--- EXTRACT TO READ ---
========================
RFR(xs): 8251255: [linux] Add process-memory information to hs-err and VM.info

Mon Aug 10 09:04:47 UTC 2020

Hi David,

On Mon, Aug 10, 2020 at 10:11 AM David Holmes <david.holmes at oracle.com>
wrote:

> Hi Thomas,
>
> On 10/08/2020 4:13 pm, Thomas Stüfe wrote:
> > On Mon, Aug 10, 2020 at 6:50 AM David Holmes <david.holmes at oracle.com
> > <mailto:david.holmes at oracle.com>> wrote:
> >
> >     Hi Thomas,
> >
> >     On 7/08/2020 12:01 am, Thomas Stüfe wrote:
> >      > Hi,
> >      >
> >      > may I please have reviews for this addition:
> >      >
> >      > JBS: https://bugs.openjdk.java.net/browse/JDK-8251255
> >      > Webrev:
> >      >
> >
> http://cr.openjdk.java.net/~stuefe/webrevs/8251255-add-rss-to-hs-err/webrev.00/webrev/
> >      >
> >      > When analysing a customer memory leak recently I found for all
> >      > the information we have in the error files we miss some really
> >     fundamental
> >      > statistics like process virtual size and rss. Either that or I am
> >     blind :)
> >
> >     This doesn't seem unreasonable, though I don't like to see continued
> >     divergence between what gets reported on Linux versus other
> platforms.
> >
> >
> > Neither do I but Linux is kind of the most important one so I do not
> > feel bad for enhancing only this; and people interested in other
> > platforms can always step in.
>
> Ok.
>
> > My problem here is while adding similar printouts for other platforms is
> > trivial, I do not like printing out stuff I do not have investigated and
> > fully understood / tested before. Which would take more time than I have
> > right now to do correctly for all platforms. See also below, my thoughts
> > about mallinfo.
>
> Sure I understand.
>
> >     Also is this something that is reasonable to always do or should it
> be
> >     added to the set of things under ExtensiveErrorReports?
> >
> >
> > Always, IMHO. There is a lot of other stuff less important which we may
> > shove into ExtensiveErrorReports, but this is very basic.
>
> Ok.
>
> >
> >      > In case I am not blind this patch adds those statistics. I
> >     decided against
> >      > dumping proc files wholesale to the hs-err file, I just print out
> >     what I
> >      > really find useful.
========================
Please continue the email thread about adding process-memory information to hs-err and VM.info, starting right after its last line.
========================
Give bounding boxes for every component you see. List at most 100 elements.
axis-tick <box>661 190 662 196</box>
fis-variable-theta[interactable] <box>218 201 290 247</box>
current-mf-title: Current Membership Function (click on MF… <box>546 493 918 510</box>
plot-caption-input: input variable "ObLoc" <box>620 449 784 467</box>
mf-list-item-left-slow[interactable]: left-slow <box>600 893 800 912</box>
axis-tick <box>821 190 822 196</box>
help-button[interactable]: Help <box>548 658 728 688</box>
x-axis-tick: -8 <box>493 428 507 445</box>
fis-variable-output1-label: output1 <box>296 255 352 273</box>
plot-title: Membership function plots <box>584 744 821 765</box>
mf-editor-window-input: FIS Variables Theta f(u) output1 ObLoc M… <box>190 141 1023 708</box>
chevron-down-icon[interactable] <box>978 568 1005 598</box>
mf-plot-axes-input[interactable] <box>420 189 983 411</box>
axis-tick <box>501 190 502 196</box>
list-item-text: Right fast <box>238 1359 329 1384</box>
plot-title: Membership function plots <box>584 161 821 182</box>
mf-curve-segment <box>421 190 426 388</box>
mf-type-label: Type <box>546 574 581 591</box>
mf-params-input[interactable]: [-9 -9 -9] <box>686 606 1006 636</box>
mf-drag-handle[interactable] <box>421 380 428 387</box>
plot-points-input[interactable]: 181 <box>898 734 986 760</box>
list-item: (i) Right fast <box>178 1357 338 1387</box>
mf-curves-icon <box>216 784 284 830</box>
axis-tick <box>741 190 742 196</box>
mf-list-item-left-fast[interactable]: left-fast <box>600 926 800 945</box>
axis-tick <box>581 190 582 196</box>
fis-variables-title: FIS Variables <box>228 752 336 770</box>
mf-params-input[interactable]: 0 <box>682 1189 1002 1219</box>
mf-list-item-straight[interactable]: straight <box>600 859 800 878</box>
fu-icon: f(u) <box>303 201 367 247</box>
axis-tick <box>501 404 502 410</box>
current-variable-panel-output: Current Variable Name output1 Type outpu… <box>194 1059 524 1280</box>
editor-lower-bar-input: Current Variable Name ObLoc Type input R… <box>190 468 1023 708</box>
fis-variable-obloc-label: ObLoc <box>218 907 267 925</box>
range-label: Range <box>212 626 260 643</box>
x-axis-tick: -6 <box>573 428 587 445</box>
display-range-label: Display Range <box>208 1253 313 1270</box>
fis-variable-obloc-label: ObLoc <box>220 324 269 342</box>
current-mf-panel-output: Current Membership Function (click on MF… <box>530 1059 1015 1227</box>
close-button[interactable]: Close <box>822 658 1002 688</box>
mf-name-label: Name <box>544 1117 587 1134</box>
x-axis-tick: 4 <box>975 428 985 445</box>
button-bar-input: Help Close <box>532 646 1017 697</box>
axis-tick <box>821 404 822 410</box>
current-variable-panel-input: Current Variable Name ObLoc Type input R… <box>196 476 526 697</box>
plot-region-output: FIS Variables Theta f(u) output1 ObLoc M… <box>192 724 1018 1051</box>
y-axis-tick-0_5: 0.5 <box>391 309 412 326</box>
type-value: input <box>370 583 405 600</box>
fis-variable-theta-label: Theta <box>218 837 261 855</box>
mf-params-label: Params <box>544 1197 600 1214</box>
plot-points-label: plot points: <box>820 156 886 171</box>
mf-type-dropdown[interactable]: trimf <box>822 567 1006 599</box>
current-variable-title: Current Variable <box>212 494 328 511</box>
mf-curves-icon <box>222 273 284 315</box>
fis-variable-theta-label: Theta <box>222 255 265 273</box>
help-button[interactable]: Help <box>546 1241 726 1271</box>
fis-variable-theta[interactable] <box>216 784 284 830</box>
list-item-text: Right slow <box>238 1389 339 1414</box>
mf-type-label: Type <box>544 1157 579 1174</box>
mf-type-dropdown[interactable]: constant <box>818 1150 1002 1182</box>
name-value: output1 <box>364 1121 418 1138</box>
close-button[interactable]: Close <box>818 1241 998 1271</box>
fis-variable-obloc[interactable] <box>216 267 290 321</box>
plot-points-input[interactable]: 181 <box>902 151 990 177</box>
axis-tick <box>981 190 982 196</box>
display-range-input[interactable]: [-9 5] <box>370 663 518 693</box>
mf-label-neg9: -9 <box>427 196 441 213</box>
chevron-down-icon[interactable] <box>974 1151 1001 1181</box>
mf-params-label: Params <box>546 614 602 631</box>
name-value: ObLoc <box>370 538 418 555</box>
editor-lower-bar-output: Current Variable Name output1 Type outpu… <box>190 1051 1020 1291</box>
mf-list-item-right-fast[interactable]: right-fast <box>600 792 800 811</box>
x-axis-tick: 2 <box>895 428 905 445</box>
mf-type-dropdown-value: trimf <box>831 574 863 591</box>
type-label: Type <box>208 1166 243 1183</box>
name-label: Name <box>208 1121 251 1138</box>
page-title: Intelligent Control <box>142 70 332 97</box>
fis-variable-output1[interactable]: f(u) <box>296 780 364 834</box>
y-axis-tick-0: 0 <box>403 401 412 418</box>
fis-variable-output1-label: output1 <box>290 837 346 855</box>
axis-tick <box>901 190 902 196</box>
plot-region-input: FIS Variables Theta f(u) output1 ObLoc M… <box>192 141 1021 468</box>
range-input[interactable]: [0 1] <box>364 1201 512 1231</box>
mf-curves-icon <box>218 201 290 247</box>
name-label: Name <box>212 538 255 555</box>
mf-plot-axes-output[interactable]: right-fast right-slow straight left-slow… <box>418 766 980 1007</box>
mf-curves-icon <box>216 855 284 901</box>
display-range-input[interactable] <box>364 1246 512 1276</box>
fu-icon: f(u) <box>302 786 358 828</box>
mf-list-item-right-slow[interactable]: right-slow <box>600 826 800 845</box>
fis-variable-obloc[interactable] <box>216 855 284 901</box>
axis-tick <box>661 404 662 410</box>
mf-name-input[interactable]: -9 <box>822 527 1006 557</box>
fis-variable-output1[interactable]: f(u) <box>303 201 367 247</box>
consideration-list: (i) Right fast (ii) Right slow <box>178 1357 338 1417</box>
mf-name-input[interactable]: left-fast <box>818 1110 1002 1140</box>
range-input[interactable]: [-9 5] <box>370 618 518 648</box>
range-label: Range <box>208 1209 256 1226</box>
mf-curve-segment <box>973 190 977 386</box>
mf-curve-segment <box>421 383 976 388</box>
========================
--- FINAL RESULT ---
> >
> >     +   FILE* f = ::fopen("/proc/self/status", "r");
> >     +   char buf[256];
> >     +   while (::fgets(buf, sizeof(buf), f) != NULL && num_found <
> >     num_values) {
> >
> >     But without counting the characters (and knowing what is fixed-width
> >     and
> >     what is variable) doesn't this risk getting a partial entry at the
> end
> >     of the buffer such that you won't see it when trying to parse?
> >
> >
> > Not sure if I understand your question. If you mean what happens should
> > the proc file contain a line longer than 256, that is not a problem:
> > fgets stops either on newline or when the buffer is full. We would read
> > the first 256 characters, scan, then the next characters (needlessly),
> > scan (needlessly, not finding anything) and so forth, until we hit a
> > newline. The subsequent call to fgets will start at the next line.
>
> Sorry I was thinking fgets would read 256 chars at a time, not a line of
> up to 256 chars.
>
> > Also, the proc file content is no mystery: it is clearly documented in
> > the kernel man pages (see section about /proc/[pid]/status). So I do not
> > have to assume an arbitrary input.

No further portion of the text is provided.